▸ EXERCISE REQUIREMENTS
Can you write out the listing from its first line through the line containing "- candle-body: [302, 181, 304, 198]", swapping "bboxes" for "bounding boxes" and keeping everything else unchanged?

(Part of a data file)
>>>

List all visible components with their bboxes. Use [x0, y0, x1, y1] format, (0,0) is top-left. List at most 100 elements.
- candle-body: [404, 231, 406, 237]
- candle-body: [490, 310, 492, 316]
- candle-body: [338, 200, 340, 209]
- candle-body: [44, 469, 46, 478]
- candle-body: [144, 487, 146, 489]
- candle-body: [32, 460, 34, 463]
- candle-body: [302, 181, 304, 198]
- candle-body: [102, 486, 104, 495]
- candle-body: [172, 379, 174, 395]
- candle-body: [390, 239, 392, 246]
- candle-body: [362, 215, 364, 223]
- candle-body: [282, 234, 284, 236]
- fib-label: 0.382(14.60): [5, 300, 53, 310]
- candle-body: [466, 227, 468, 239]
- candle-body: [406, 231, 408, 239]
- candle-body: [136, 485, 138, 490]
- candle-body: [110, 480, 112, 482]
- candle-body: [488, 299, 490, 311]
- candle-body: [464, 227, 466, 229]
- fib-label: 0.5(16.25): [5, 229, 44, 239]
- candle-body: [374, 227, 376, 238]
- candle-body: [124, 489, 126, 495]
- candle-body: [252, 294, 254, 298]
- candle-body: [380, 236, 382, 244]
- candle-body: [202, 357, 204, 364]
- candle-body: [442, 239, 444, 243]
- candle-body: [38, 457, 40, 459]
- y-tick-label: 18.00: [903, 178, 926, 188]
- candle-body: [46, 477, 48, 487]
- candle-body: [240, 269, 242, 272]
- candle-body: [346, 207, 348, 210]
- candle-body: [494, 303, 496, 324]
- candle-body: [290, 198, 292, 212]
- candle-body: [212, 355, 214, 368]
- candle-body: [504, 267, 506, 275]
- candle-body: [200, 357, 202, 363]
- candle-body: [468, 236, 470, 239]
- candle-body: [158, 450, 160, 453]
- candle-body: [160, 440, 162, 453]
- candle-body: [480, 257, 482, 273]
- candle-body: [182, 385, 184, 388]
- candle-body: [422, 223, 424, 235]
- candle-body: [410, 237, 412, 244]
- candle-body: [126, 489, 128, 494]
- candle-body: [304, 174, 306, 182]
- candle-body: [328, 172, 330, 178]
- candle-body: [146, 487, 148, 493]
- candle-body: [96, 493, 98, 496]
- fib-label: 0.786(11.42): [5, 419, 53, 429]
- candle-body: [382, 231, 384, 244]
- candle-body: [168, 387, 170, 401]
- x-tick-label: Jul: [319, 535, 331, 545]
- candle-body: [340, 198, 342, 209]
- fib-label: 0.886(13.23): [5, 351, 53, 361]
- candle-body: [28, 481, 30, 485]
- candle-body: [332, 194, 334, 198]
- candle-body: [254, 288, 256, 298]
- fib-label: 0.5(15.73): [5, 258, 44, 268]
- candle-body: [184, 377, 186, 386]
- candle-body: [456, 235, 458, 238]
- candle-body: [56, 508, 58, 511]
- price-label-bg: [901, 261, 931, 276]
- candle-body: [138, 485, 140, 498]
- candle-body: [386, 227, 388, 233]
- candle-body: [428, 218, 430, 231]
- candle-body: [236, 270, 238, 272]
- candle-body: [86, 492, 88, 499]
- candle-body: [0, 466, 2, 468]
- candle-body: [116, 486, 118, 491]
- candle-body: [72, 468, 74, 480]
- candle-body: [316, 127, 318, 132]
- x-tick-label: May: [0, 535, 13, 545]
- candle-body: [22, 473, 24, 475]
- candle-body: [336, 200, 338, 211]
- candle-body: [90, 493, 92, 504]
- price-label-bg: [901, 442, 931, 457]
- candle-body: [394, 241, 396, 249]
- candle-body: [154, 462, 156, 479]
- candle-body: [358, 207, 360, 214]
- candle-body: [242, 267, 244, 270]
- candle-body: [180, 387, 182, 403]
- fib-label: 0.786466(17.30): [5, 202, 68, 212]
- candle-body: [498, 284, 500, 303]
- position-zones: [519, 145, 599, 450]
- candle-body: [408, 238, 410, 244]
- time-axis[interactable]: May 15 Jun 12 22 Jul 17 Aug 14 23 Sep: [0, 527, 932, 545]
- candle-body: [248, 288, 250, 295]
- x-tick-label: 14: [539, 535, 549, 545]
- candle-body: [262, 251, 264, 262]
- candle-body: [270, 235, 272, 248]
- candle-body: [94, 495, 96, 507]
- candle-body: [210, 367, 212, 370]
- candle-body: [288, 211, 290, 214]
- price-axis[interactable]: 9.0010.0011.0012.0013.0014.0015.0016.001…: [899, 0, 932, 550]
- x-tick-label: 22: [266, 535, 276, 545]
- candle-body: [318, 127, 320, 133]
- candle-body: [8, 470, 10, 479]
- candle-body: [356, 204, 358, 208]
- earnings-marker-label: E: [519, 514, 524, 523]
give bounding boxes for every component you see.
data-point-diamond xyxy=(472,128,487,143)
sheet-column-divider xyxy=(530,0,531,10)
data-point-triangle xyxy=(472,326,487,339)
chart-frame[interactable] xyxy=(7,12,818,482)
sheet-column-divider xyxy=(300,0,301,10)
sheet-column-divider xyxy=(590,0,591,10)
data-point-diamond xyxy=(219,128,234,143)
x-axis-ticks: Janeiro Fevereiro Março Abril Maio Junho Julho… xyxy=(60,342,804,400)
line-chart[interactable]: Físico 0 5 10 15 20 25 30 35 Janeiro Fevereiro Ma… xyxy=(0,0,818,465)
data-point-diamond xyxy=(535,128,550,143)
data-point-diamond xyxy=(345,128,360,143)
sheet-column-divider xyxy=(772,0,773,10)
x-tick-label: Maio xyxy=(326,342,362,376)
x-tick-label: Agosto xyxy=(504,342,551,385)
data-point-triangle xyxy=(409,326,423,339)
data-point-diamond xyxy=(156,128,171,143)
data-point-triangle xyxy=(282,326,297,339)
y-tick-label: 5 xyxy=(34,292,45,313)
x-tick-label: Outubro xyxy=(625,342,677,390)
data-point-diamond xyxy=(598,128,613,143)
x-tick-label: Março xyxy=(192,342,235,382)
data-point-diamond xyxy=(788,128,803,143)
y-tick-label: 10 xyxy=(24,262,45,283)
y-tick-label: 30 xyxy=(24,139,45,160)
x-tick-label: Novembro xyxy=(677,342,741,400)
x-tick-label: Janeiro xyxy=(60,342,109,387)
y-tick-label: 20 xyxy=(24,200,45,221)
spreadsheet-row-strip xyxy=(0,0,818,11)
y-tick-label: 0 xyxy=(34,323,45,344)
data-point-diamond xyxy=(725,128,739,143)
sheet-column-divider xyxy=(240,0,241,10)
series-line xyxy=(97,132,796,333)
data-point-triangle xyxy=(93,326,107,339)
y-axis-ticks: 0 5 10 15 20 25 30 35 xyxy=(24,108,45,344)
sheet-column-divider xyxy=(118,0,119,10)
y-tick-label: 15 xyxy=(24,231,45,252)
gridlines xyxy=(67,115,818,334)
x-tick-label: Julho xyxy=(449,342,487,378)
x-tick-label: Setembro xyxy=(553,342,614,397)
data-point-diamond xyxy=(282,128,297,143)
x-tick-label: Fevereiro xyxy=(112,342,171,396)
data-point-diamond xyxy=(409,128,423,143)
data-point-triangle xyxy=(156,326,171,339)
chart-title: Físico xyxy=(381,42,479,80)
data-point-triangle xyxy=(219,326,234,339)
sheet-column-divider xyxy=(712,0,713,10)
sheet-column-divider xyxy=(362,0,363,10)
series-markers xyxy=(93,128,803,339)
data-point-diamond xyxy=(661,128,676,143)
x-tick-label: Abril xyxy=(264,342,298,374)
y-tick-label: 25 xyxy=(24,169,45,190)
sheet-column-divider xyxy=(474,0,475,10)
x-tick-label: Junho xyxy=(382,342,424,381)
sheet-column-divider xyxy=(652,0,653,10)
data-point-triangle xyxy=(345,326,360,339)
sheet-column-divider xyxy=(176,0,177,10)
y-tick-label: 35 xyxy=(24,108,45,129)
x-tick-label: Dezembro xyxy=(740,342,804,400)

<<<

▸ FULL ANSWER
List all visible components with their bounding boxes. Use [x0, y0, x1, y1] format, (0,0) is top-left. List at most 100 elements.
- candle-body: [404, 231, 406, 237]
- candle-body: [490, 310, 492, 316]
- candle-body: [338, 200, 340, 209]
- candle-body: [44, 469, 46, 478]
- candle-body: [144, 487, 146, 489]
- candle-body: [32, 460, 34, 463]
- candle-body: [302, 181, 304, 198]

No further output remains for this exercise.